Stated problem:
For each line of the data below that holds "label", copy the line.

Dataset rows:
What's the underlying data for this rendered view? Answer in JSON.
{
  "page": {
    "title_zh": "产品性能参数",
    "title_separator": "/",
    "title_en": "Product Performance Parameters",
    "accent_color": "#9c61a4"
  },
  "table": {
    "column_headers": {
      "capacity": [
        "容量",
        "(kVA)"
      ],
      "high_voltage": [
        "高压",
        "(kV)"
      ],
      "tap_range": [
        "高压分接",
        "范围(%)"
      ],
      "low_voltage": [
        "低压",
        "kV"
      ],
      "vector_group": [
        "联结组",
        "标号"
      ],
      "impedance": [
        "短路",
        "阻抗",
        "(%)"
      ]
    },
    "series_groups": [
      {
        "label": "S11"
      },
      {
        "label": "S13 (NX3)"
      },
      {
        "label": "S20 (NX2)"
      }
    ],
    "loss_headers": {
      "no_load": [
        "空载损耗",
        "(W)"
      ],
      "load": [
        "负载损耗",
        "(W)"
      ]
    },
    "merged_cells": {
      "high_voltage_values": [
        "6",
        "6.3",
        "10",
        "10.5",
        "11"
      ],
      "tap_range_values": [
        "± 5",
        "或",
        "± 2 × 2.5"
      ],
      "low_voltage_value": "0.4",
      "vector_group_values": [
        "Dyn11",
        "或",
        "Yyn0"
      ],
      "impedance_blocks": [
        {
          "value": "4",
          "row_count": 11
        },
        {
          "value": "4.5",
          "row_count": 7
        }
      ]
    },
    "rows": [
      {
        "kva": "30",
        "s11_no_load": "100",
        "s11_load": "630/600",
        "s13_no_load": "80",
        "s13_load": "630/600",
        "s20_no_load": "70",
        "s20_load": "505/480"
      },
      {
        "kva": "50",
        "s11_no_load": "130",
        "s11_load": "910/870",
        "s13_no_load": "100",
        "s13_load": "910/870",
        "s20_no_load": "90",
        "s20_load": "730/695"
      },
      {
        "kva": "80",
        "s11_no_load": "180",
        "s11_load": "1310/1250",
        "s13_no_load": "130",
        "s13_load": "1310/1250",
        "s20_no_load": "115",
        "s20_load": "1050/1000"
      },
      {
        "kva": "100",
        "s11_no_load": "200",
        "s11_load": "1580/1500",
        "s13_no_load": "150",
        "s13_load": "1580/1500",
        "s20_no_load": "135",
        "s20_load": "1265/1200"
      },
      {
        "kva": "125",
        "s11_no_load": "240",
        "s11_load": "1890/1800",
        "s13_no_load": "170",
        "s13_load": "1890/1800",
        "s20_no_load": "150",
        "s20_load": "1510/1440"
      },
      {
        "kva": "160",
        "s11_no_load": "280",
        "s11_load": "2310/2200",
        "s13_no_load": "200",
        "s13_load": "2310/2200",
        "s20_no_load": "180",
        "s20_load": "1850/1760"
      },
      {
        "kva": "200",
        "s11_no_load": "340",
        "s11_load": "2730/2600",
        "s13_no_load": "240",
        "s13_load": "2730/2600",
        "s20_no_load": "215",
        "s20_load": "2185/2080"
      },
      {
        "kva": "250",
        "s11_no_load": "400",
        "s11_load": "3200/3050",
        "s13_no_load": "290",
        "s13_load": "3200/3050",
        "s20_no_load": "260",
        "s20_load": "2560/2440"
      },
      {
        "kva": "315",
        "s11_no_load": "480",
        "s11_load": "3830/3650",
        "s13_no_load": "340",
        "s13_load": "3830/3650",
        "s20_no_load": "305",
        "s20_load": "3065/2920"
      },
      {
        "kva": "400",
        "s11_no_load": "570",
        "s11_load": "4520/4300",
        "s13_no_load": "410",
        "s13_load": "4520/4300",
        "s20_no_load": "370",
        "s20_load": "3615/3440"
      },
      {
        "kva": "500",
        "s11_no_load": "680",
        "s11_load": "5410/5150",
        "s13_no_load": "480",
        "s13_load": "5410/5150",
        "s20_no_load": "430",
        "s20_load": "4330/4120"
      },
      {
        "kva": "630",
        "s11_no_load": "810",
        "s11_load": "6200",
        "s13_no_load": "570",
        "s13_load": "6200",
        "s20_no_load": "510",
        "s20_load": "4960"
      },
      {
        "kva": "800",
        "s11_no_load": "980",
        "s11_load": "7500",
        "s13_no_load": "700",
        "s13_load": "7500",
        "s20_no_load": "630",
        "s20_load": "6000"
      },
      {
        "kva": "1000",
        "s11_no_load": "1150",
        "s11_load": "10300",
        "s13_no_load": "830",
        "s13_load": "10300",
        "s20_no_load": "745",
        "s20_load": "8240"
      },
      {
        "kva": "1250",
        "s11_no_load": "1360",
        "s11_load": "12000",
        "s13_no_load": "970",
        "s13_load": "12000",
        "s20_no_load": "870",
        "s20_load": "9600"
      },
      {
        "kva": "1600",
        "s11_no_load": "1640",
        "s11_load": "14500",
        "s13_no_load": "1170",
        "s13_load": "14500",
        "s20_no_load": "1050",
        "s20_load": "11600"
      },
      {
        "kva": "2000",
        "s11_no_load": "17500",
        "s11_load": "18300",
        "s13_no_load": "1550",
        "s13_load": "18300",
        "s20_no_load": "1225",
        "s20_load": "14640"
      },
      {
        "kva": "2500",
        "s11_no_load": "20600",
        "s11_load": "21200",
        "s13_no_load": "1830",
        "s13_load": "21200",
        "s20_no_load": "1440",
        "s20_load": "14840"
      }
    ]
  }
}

Response:
        "label": "S11"
        "label": "S13 (NX3)"
        "label": "S20 (NX2)"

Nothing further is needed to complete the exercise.